(Dataset entries on figures)
--- Start ---
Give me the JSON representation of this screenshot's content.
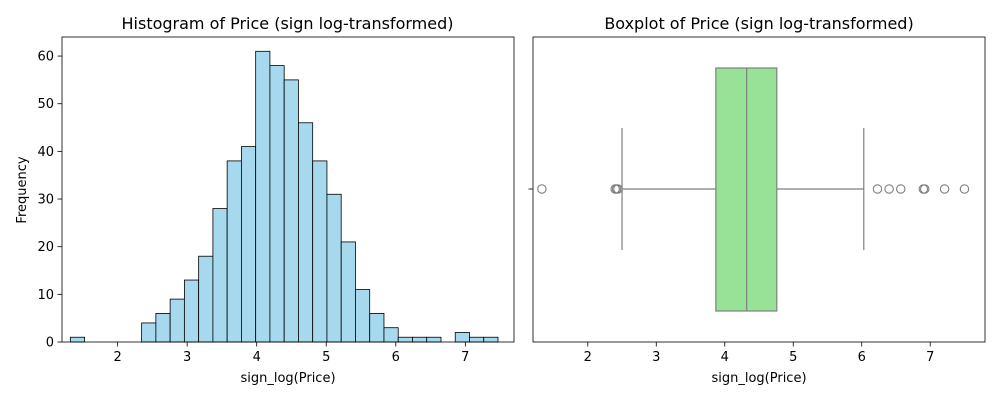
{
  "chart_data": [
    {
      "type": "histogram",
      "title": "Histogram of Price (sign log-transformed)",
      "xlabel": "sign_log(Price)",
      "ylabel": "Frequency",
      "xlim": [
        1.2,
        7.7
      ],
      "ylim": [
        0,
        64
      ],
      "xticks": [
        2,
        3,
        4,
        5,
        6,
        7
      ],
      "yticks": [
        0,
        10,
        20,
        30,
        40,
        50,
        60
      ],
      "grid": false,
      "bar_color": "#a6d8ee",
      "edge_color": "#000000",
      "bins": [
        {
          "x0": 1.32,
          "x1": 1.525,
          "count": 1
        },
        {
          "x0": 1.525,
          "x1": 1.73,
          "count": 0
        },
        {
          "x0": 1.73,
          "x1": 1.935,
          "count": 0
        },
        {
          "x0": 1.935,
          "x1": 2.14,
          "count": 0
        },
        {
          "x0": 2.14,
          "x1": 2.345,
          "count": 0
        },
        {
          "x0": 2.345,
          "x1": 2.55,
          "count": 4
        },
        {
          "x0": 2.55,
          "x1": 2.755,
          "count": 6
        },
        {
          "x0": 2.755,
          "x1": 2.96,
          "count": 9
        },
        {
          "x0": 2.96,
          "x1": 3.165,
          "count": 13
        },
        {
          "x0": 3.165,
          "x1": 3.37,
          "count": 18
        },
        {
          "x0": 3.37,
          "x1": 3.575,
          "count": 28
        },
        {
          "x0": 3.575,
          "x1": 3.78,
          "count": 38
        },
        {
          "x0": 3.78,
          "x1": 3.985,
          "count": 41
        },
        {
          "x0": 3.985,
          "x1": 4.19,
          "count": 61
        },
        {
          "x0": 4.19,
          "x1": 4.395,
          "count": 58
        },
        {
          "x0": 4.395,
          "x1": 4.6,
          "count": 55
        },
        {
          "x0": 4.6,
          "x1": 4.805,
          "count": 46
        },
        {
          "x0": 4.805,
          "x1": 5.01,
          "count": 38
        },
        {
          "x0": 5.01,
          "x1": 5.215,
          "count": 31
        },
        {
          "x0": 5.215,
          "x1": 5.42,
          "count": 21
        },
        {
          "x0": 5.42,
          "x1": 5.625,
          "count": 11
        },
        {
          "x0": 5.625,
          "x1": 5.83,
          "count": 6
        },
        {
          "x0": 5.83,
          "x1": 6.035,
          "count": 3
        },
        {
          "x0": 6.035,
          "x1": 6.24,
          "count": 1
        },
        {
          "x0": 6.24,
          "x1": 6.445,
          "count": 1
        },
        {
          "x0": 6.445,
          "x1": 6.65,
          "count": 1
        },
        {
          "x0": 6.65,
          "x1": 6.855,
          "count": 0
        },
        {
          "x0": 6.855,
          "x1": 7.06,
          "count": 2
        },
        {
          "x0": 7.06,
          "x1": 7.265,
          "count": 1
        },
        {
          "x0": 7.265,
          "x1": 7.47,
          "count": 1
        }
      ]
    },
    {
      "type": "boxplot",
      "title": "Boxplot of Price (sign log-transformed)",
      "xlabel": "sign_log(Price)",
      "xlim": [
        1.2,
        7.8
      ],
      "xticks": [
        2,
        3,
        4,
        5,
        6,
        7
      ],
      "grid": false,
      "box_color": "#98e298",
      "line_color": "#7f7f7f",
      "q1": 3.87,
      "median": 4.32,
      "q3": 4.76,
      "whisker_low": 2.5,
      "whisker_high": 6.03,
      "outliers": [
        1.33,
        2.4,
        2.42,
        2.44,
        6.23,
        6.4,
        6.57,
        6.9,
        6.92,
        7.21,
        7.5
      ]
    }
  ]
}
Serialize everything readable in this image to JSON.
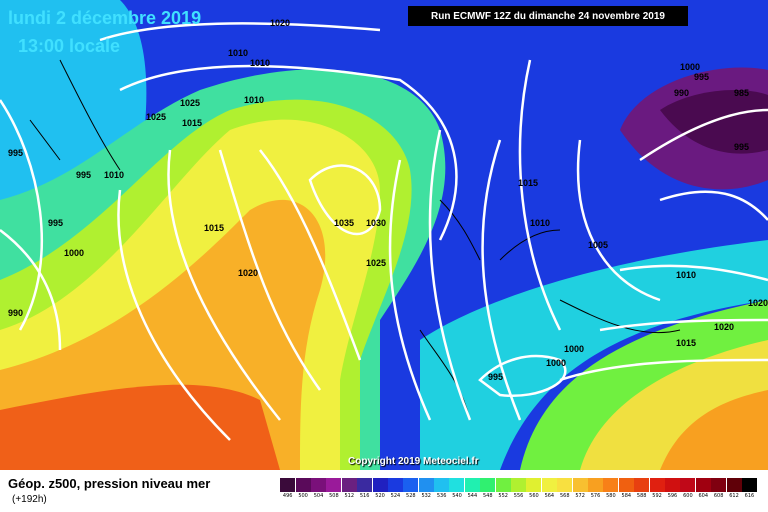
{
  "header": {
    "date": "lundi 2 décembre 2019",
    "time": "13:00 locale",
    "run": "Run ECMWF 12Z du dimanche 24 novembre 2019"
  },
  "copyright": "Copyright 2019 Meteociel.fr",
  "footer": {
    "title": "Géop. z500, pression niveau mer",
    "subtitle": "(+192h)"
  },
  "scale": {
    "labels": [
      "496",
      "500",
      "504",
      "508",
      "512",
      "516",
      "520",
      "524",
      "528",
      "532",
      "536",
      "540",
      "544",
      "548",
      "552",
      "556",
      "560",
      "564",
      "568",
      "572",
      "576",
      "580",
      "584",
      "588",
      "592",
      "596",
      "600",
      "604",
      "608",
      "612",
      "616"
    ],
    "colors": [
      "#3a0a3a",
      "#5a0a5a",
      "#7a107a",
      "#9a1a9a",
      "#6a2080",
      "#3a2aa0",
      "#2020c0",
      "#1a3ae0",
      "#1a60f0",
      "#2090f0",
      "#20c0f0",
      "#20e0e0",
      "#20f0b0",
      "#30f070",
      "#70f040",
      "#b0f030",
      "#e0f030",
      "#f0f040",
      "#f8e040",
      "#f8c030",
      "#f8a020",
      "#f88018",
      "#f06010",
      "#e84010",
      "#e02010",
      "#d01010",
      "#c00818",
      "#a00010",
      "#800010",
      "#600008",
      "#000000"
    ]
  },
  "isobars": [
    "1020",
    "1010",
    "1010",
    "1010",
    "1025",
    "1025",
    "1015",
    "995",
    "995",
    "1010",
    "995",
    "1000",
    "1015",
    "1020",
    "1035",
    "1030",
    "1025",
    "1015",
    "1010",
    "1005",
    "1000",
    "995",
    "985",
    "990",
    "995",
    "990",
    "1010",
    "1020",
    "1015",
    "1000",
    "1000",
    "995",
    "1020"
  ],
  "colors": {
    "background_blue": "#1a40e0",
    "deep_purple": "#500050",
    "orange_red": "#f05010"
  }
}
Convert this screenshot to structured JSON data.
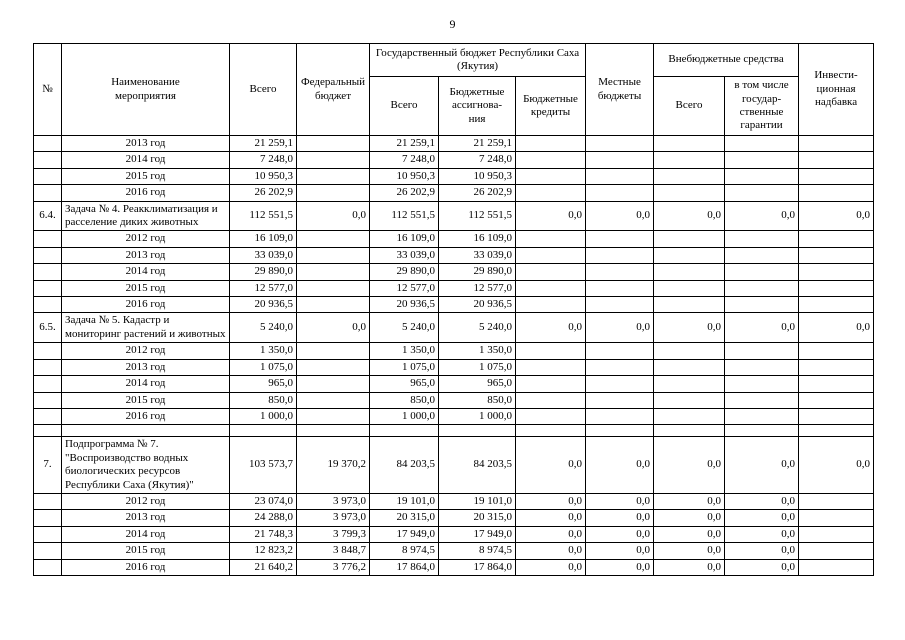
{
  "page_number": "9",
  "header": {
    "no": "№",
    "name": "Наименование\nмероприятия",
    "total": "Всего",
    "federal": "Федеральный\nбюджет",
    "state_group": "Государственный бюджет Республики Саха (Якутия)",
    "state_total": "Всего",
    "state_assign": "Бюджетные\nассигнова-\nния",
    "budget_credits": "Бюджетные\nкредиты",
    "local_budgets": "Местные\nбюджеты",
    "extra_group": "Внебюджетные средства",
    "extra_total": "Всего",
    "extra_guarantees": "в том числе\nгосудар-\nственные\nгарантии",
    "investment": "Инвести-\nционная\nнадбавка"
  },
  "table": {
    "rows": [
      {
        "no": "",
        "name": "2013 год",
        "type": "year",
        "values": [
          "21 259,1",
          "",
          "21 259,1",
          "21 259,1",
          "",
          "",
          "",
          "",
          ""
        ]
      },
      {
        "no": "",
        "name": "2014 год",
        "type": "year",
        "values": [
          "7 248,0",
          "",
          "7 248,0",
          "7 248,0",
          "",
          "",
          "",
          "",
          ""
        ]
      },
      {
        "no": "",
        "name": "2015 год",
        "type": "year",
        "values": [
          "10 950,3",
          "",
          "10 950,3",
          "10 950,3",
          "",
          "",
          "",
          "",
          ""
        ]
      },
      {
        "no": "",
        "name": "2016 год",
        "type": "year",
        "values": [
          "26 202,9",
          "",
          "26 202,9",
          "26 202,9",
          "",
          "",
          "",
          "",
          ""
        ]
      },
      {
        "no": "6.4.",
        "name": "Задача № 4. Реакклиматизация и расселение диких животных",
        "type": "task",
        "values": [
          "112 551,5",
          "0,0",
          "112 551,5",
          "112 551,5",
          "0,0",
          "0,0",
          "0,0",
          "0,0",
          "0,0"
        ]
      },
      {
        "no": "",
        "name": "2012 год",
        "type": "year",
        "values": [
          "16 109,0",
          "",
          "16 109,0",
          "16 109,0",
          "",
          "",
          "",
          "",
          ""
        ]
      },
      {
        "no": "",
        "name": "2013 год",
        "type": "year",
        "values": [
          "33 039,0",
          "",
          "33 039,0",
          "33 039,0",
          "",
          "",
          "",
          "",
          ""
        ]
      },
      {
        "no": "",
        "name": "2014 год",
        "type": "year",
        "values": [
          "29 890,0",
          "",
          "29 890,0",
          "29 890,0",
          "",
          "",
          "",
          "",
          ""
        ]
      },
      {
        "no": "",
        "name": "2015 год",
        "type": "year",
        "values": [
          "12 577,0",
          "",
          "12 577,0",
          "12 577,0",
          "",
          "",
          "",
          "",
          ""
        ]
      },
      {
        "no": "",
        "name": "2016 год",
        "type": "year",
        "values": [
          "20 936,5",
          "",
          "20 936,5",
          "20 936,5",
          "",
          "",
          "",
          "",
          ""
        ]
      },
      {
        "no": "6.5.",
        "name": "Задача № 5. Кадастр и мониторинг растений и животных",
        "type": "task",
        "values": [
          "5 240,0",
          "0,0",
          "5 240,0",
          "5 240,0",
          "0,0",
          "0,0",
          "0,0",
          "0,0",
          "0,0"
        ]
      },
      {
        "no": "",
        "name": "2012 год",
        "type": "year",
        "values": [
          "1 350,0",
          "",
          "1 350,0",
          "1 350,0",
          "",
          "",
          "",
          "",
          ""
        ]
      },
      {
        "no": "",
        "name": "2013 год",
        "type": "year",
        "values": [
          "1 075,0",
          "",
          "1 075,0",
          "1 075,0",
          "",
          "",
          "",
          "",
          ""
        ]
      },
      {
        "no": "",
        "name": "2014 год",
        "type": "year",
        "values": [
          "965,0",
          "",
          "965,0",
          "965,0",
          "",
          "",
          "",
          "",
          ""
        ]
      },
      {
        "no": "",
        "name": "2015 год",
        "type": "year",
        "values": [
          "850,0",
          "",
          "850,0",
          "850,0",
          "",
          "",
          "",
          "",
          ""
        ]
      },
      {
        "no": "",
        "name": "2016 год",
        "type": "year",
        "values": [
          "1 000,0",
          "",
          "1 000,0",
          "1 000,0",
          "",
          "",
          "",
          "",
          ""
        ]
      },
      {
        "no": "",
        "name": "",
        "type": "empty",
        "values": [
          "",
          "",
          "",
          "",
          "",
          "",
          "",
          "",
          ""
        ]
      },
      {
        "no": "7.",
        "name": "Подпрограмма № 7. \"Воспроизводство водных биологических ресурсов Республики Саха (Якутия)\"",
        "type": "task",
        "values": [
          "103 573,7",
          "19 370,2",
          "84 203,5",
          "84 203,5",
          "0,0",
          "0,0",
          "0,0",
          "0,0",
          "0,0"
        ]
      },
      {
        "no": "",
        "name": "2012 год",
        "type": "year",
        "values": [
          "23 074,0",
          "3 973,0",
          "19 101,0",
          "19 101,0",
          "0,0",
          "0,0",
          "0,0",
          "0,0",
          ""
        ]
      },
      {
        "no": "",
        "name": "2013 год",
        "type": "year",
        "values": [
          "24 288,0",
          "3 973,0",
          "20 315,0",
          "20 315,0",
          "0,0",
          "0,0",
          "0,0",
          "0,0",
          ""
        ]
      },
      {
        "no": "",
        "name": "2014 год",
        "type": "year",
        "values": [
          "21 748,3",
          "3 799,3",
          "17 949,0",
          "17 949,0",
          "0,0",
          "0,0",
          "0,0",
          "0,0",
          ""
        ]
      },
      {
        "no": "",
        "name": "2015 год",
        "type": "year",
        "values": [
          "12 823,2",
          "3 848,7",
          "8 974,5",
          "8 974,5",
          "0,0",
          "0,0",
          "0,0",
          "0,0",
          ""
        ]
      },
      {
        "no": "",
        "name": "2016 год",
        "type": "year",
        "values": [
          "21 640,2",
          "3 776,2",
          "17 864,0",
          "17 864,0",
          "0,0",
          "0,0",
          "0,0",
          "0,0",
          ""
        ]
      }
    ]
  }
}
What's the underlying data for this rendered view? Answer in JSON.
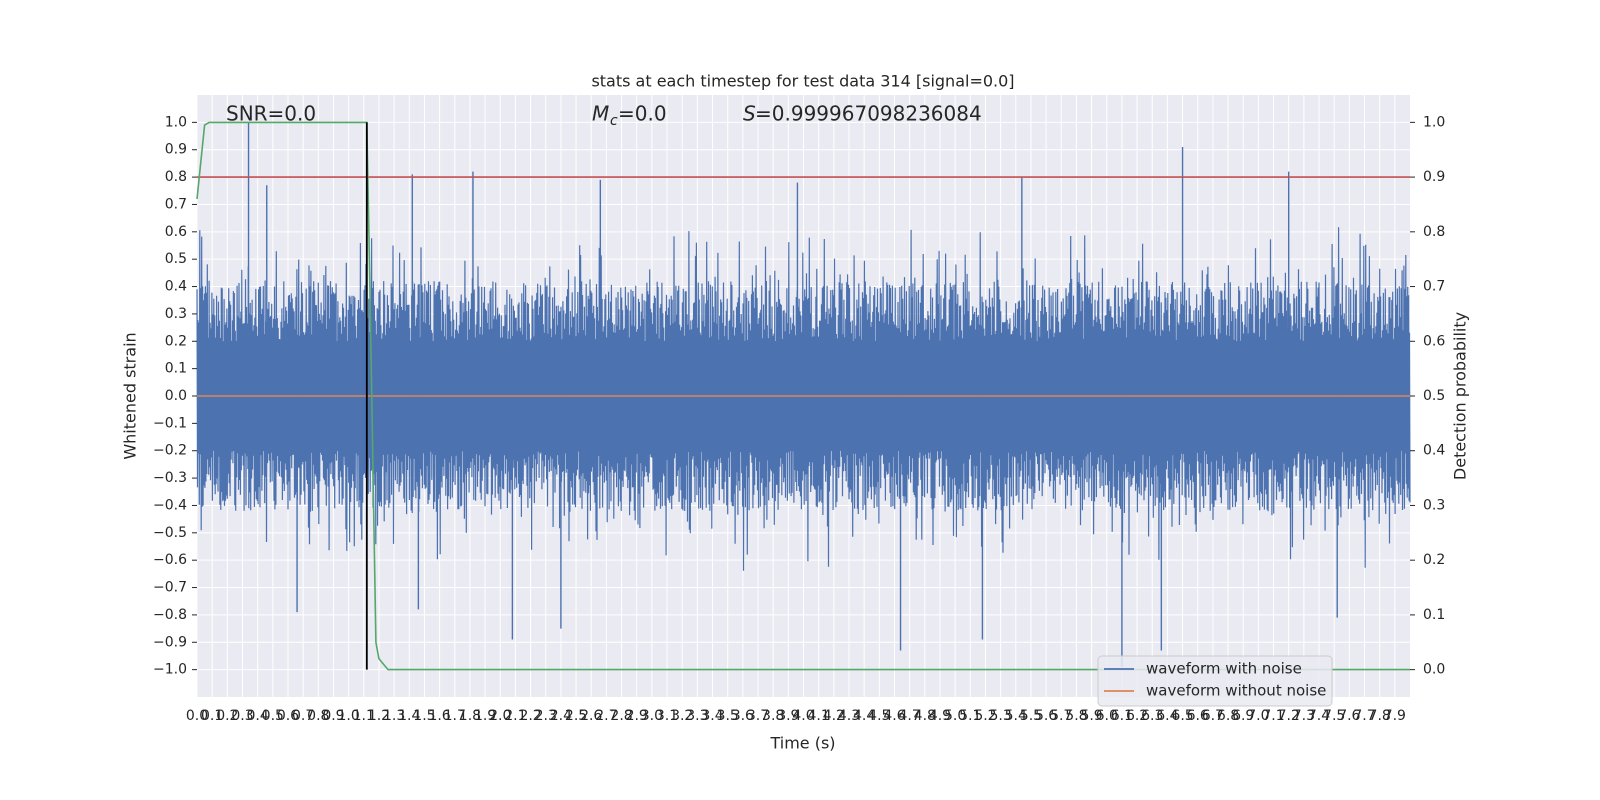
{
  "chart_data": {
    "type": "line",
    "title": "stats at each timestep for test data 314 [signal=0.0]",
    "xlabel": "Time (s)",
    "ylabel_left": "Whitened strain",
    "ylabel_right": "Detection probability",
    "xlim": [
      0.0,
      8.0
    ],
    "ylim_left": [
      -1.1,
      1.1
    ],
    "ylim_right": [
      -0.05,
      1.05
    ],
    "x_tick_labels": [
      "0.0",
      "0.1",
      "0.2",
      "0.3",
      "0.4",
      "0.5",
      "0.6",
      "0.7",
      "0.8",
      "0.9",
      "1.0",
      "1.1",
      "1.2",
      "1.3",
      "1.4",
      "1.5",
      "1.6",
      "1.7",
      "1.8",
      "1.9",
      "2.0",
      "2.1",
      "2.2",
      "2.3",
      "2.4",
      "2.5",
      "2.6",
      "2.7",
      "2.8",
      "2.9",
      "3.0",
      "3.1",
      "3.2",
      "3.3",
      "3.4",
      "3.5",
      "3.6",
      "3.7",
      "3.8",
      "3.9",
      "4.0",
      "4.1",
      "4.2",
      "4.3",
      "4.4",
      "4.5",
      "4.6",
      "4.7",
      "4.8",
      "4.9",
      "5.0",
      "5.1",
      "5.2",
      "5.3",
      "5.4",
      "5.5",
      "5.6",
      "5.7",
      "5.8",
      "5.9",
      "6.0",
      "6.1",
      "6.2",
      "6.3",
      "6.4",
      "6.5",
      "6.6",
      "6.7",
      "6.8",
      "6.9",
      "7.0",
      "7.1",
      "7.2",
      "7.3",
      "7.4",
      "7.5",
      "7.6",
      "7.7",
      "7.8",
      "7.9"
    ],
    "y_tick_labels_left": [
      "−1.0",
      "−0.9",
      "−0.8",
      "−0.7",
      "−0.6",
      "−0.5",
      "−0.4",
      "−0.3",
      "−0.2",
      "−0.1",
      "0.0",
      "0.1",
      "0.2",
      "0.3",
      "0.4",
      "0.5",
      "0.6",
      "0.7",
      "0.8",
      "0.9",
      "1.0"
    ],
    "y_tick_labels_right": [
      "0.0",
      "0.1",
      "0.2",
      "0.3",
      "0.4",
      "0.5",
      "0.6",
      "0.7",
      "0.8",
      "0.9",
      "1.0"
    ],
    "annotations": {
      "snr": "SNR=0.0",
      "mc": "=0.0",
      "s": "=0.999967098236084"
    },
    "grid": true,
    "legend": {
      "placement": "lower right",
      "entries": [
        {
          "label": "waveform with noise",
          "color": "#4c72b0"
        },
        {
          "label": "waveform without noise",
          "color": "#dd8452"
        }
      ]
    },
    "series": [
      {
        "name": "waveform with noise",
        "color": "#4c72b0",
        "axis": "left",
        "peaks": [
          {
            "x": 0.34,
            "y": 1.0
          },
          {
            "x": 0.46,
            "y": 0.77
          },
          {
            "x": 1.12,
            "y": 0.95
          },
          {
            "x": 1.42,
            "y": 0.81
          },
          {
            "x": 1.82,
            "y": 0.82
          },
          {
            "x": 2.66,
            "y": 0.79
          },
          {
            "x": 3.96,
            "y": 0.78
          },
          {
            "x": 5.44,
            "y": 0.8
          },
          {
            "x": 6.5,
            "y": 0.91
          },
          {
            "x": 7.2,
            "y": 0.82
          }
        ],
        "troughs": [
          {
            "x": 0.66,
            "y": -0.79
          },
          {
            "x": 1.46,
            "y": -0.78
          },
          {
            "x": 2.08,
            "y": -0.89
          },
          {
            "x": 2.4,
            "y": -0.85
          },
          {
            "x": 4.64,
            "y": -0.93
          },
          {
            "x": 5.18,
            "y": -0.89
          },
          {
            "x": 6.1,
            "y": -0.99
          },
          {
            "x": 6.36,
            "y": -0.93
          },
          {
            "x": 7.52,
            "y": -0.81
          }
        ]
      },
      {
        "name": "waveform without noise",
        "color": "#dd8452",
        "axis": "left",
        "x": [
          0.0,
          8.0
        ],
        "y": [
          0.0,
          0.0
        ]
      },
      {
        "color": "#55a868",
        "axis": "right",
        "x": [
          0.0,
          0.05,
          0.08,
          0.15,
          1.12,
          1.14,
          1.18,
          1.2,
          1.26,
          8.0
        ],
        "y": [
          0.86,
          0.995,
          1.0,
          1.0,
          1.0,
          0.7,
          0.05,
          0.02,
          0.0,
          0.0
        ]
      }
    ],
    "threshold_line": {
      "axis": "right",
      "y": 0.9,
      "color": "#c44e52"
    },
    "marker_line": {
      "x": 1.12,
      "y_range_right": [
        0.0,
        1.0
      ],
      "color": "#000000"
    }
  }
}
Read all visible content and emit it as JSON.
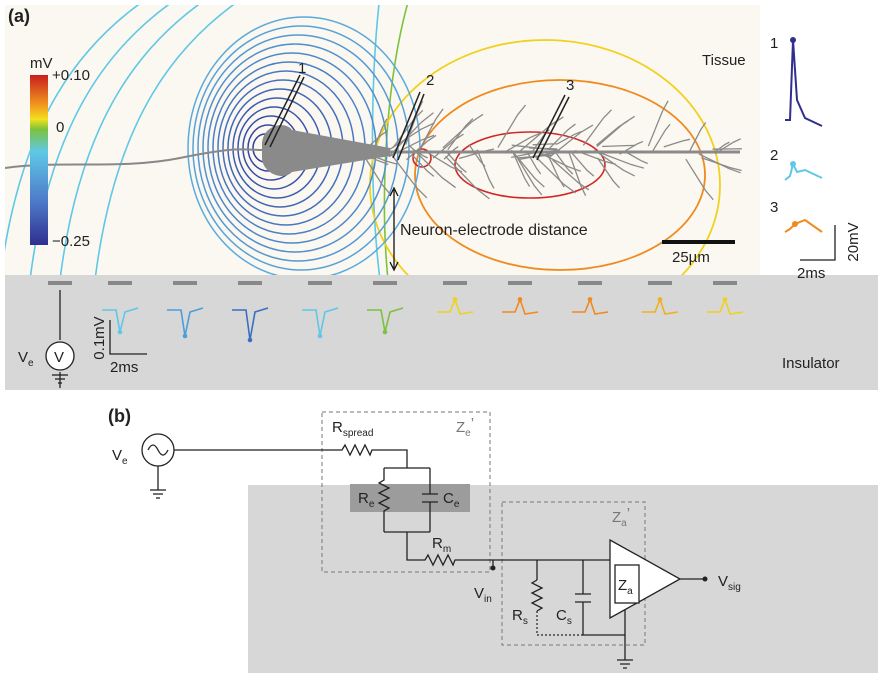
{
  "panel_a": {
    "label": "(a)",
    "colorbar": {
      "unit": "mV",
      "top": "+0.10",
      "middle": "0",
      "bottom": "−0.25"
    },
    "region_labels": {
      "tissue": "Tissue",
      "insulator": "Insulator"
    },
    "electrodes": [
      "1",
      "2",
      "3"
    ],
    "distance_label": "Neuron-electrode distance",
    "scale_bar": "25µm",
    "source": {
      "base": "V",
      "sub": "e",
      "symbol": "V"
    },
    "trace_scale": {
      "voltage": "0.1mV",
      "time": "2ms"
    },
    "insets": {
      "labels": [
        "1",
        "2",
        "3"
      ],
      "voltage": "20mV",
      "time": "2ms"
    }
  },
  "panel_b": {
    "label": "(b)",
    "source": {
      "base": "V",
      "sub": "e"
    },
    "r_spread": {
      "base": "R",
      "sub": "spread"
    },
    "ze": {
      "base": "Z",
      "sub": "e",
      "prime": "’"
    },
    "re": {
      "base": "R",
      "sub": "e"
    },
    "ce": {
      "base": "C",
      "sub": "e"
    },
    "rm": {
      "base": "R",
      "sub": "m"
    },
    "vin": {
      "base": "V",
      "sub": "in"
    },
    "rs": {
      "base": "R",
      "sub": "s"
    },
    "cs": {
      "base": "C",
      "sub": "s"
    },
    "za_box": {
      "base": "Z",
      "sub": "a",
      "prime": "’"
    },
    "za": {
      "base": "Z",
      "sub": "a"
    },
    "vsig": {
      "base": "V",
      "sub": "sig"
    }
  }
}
--- End ---
WHAT TO WORK ON: Copy out every line of the data that includes the word "noise".

RESPONSE:
          "label": "waveform with noise",
          "label": "waveform without noise",
        "name": "waveform with noise",
        "name": "waveform without noise",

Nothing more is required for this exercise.